> [Stated exercise] In the copy, keep every record exact and leave out all images.

Dataset items
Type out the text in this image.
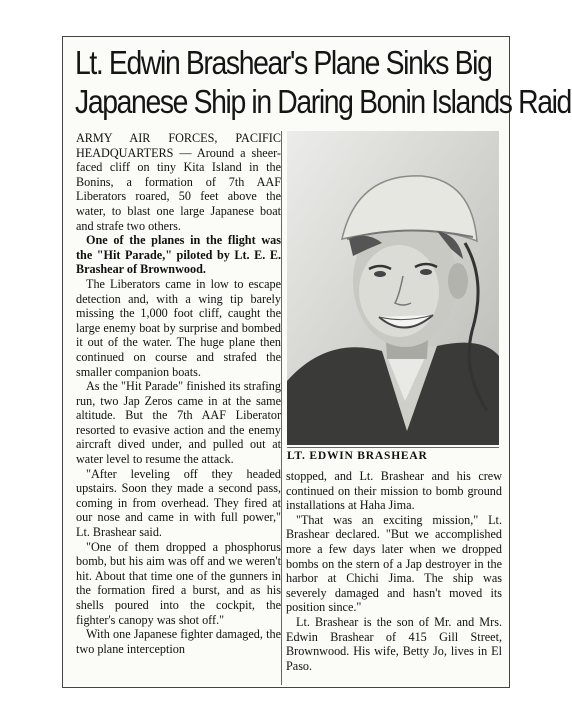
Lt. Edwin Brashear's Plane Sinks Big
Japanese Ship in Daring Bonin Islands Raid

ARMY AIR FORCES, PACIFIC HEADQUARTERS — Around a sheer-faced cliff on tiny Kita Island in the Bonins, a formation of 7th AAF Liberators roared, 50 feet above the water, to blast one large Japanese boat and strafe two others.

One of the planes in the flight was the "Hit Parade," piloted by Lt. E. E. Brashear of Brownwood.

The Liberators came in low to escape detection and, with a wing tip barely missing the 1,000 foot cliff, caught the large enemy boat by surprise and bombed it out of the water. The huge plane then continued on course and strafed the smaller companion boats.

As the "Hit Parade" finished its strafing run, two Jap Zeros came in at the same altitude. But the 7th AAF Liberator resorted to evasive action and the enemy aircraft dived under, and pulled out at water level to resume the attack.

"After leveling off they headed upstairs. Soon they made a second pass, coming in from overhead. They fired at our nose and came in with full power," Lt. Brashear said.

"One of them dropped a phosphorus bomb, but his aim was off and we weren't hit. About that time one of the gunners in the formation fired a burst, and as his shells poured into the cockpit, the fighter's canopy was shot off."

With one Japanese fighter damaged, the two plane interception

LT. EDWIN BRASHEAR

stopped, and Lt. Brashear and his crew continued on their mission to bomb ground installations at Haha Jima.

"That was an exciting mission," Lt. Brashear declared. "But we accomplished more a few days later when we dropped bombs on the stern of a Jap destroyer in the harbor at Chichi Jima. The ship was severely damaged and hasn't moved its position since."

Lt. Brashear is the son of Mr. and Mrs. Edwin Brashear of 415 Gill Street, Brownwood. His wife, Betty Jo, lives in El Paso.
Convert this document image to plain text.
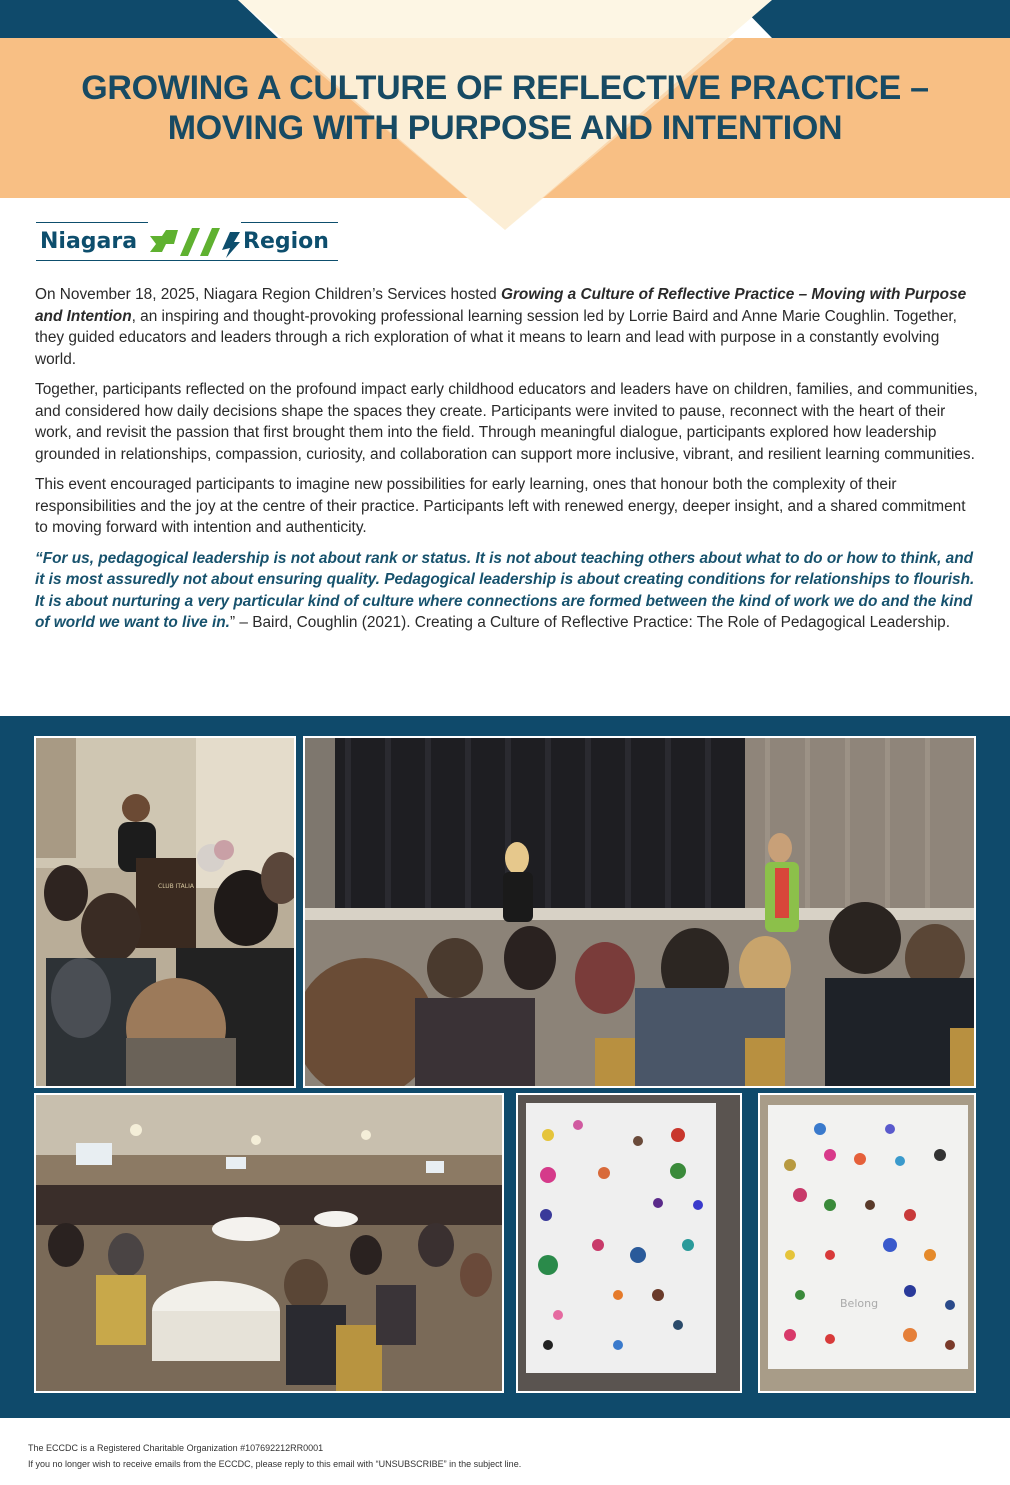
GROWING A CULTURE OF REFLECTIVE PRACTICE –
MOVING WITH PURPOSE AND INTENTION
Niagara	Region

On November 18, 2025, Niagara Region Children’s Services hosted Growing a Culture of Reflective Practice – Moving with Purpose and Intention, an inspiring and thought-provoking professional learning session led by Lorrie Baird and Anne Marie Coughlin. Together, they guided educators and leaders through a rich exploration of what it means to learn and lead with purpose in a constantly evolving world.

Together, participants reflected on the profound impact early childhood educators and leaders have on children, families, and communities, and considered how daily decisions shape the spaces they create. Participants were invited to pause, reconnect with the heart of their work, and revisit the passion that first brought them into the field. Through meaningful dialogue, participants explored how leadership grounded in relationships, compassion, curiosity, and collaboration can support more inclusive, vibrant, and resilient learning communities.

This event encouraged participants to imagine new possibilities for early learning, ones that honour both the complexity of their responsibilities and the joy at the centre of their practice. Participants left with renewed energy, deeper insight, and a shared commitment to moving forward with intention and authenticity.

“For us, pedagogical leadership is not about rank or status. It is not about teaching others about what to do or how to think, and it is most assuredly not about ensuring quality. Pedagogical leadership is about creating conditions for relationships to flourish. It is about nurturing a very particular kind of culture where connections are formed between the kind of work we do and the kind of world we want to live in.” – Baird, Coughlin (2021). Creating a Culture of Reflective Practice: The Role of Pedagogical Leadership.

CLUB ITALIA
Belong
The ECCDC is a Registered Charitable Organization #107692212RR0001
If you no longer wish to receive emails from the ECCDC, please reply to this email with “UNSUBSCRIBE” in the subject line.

> [Task answer]
Type out the text in this image.
Lt. Edwin Brashear's Plane Sinks Big
Japanese Ship in Daring Bonin Islands Raid

ARMY AIR FORCES, PACIFIC HEADQUARTERS — Around a sheer-faced cliff on tiny Kita Island in the Bonins, a formation of 7th AAF Liberators roared, 50 feet above the water, to blast one large Japanese boat and strafe two others.

One of the planes in the flight was the "Hit Parade," piloted by Lt. E. E. Brashear of Brownwood.

The Liberators came in low to escape detection and, with a wing tip barely missing the 1,000 foot cliff, caught the large enemy boat by surprise and bombed it out of the water. The huge plane then continued on course and strafed the smaller companion boats.

As the "Hit Parade" finished its strafing run, two Jap Zeros came in at the same altitude. But the 7th AAF Liberator resorted to evasive action and the enemy aircraft dived under, and pulled out at water level to resume the attack.

"After leveling off they headed upstairs. Soon they made a second pass, coming in from overhead. They fired at our nose and came in with full power," Lt. Brashear said.

"One of them dropped a phosphorus bomb, but his aim was off and we weren't hit. About that time one of the gunners in the formation fired a burst, and as his shells poured into the cockpit, the fighter's canopy was shot off."

With one Japanese fighter damaged, the two plane interception

LT. EDWIN BRASHEAR

stopped, and Lt. Brashear and his crew continued on their mission to bomb ground installations at Haha Jima.

"That was an exciting mission," Lt. Brashear declared. "But we accomplished more a few days later when we dropped bombs on the stern of a Jap destroyer in the harbor at Chichi Jima. The ship was severely damaged and hasn't moved its position since."

Lt. Brashear is the son of Mr. and Mrs. Edwin Brashear of 415 Gill Street, Brownwood. His wife, Betty Jo, lives in El Paso.
Convert this document image to plain text.
GROWING A CULTURE OF REFLECTIVE PRACTICE –
MOVING WITH PURPOSE AND INTENTION
Niagara	Region

On November 18, 2025, Niagara Region Children’s Services hosted Growing a Culture of Reflective Practice – Moving with Purpose and Intention, an inspiring and thought-provoking professional learning session led by Lorrie Baird and Anne Marie Coughlin. Together, they guided educators and leaders through a rich exploration of what it means to learn and lead with purpose in a constantly evolving world.

Together, participants reflected on the profound impact early childhood educators and leaders have on children, families, and communities, and considered how daily decisions shape the spaces they create. Participants were invited to pause, reconnect with the heart of their work, and revisit the passion that first brought them into the field. Through meaningful dialogue, participants explored how leadership grounded in relationships, compassion, curiosity, and collaboration can support more inclusive, vibrant, and resilient learning communities.

This event encouraged participants to imagine new possibilities for early learning, ones that honour both the complexity of their responsibilities and the joy at the centre of their practice. Participants left with renewed energy, deeper insight, and a shared commitment to moving forward with intention and authenticity.

“For us, pedagogical leadership is not about rank or status. It is not about teaching others about what to do or how to think, and it is most assuredly not about ensuring quality. Pedagogical leadership is about creating conditions for relationships to flourish. It is about nurturing a very particular kind of culture where connections are formed between the kind of work we do and the kind of world we want to live in.” – Baird, Coughlin (2021). Creating a Culture of Reflective Practice: The Role of Pedagogical Leadership.

CLUB ITALIA
Belong
The ECCDC is a Registered Charitable Organization #107692212RR0001
If you no longer wish to receive emails from the ECCDC, please reply to this email with “UNSUBSCRIBE” in the subject line.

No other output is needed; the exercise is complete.